● **Written request 1**: Reproduce the passage of the ManifoldGD paper summary that opens with the words containing "Background & Motivation" and closes with "which is expensive.", replacing "expensive" with "costly".
● **Written request 2**: Write the next portion of the ManifoldGD paper summary, picking up immediately after its final sentence.

Skip to content

ManifoldGD: Training-Free Hierarchical Manifold Guidance for Diffusion-Based Dataset Distillation

Conference: CVPR 2026
Paper: CVF Open Access
Code: https://github.com/AyushRoy2001/ManifoldGD
Area: Dataset Distillation / Model Compression
Keywords: Dataset Distillation, Diffusion Models, Manifold Guidance, Tangent Space Projection, Training-Free

TL;DR

ManifoldGD is a training-free diffusion-based dataset distillation framework. It projects the mode-guided vectors directed toward class centroids onto the local tangent space of the diffusion manifold, removing the normal components that drift samples away from the data manifold. As a result, the synthetic data maintains both semantic consistency and geometric fidelity without fine-tuning any models. Its FID, \(\ell_2\)/MMD distances, and downstream classification accuracy consistently outperform existing training-free and even some training-based distillation methods.

Background & Motivation

Background: The goal of dataset distillation is to compress a large dataset \(D\) into a tiny synthetic set \(S\) (\(|S|\ll|D|\)), so that a classifier trained from scratch on \(S\) achieves performance close to that of training on the full \(D\). Early efforts involved coreset selection and gradient/trajectory matching, but they rely on expensive bi-level optimization, are architecture-sensitive, and struggle to cover rare modes in the data distribution. Recently, the rise of pre-trained diffusion models introduced a new paradigm: directly synthesizing \(S\) using generative priors. Here, training-based diffusion methods (such as Min-Max Diffusion, D4M) yield good results but still require fine-tuning the generator or performing min-max/gradient matching optimization on the synthetic images, which is expensive.

● **Data section**:
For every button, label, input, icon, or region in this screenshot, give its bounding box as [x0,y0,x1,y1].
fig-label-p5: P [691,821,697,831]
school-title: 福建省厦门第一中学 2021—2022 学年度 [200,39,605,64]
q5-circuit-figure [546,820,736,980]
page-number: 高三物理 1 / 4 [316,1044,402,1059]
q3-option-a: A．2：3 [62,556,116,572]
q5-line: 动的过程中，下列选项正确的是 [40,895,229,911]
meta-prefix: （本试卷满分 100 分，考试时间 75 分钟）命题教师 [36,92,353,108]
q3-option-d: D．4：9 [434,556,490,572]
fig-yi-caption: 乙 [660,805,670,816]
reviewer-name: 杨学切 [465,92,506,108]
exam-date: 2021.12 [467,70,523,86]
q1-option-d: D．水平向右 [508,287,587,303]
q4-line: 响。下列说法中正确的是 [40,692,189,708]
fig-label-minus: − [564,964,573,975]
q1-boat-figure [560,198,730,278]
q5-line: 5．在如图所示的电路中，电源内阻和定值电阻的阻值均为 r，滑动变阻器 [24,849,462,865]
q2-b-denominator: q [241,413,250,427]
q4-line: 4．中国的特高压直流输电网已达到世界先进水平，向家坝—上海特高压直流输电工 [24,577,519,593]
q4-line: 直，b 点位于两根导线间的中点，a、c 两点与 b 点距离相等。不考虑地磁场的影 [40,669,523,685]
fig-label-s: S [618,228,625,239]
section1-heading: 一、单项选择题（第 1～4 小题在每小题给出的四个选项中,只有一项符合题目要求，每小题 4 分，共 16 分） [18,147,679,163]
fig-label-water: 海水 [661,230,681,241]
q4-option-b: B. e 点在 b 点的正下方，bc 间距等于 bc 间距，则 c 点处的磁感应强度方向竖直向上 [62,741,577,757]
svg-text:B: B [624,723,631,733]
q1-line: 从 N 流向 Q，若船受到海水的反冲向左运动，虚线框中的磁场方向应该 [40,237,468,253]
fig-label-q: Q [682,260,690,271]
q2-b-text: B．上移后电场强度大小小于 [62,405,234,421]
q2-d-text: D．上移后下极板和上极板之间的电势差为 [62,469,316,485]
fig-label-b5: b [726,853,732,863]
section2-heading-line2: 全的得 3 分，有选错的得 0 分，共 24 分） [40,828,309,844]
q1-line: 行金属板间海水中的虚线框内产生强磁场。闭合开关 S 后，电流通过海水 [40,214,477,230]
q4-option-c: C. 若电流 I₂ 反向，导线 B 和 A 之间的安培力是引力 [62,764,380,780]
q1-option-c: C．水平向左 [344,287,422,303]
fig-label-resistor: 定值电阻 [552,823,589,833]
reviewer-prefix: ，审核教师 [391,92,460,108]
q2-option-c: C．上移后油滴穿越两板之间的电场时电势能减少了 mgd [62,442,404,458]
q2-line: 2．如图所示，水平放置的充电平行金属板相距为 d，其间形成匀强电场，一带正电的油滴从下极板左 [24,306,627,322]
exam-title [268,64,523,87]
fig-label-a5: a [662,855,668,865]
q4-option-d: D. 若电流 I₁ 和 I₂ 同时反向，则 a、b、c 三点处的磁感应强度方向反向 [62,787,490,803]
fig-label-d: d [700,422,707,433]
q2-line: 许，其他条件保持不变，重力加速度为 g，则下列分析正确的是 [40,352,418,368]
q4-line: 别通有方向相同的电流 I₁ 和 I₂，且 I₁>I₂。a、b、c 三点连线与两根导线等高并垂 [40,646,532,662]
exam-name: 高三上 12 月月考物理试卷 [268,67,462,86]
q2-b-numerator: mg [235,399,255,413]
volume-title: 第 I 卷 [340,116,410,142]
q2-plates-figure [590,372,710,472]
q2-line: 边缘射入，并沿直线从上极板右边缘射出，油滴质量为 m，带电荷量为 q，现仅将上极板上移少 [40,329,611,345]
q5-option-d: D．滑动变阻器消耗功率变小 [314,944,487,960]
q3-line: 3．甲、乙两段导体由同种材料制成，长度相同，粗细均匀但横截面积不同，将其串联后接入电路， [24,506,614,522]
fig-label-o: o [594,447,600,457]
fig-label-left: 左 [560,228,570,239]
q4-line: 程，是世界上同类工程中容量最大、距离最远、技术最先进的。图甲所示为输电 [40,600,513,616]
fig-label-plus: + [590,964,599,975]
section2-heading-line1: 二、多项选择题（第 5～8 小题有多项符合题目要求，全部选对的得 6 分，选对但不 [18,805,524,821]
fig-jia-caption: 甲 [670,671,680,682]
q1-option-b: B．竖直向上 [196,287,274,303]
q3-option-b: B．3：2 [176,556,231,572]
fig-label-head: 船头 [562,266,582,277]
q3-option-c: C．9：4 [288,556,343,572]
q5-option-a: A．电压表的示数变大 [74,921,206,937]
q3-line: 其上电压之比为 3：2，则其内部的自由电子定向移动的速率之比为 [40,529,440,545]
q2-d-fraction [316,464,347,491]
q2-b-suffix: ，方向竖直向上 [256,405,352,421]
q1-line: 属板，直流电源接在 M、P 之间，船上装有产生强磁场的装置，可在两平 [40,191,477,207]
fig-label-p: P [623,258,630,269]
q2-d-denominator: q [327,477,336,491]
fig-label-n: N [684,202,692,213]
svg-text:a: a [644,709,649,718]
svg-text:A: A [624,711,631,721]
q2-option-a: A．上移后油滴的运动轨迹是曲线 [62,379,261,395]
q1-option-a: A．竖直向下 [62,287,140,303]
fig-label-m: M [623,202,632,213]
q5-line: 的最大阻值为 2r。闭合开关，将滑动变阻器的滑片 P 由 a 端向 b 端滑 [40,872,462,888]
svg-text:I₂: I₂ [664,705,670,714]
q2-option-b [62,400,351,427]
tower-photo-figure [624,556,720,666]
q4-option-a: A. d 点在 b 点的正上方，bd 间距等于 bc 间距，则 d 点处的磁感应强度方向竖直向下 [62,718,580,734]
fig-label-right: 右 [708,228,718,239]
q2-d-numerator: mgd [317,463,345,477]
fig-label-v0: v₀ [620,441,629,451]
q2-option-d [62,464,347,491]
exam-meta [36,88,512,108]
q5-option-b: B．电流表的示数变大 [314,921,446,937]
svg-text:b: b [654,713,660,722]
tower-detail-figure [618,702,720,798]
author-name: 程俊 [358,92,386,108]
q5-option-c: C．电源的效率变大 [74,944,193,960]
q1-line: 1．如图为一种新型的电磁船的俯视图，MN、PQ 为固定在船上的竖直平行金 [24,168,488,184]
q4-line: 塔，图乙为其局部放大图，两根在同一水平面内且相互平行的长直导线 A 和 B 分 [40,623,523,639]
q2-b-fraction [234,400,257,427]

● **Exercise response 1**:
Background & Motivation

Background: The goal of dataset distillation is to compress a large dataset \(D\) into a tiny synthetic set \(S\) (\(|S|\ll|D|\)), so that a classifier trained from scratch on \(S\) achieves performance close to that of training on the full \(D\). Early efforts involved coreset selection and gradient/trajectory matching, but they rely on costly bi-level optimization, are architecture-sensitive, and struggle to cover rare modes in the data distribution. Recently, the rise of pre-trained diffusion models introduced a new paradigm: directly synthesizing \(S\) using generative priors. Here, training-based diffusion methods (such as Min-Max Diffusion, D4M) yield good results but still require fine-tuning the generator or performing min-max/gradient matching optimization on the synthetic images, which is costly.

● **Exercise response 2**:
Limitations of Prior Work: In the truly "training-free" line of work (which only uses off-the-shelf pre-trained diffusion models for inference), guiding strategies are weak. They either rely on unguided denoising (leading to semantic dispersion and redundancy) or "mode guidance" like MGD (Mode-Guided Diffusion)—Euclidean space attraction toward the Instance-per-Class (IPC) centroid of each class. The issue is that this attraction assumes "the direction toward the centroid is meaningful in the ambient Euclidean space," but the real generative manifold is a curved low-dimensional submanifold embedded in a high-dimensional space. Pure Euclidean attraction easily drags samples off-manifold (off-manifold drift), leading to degraded generation quality (e.g., distorted dog legs, abnormal building structures).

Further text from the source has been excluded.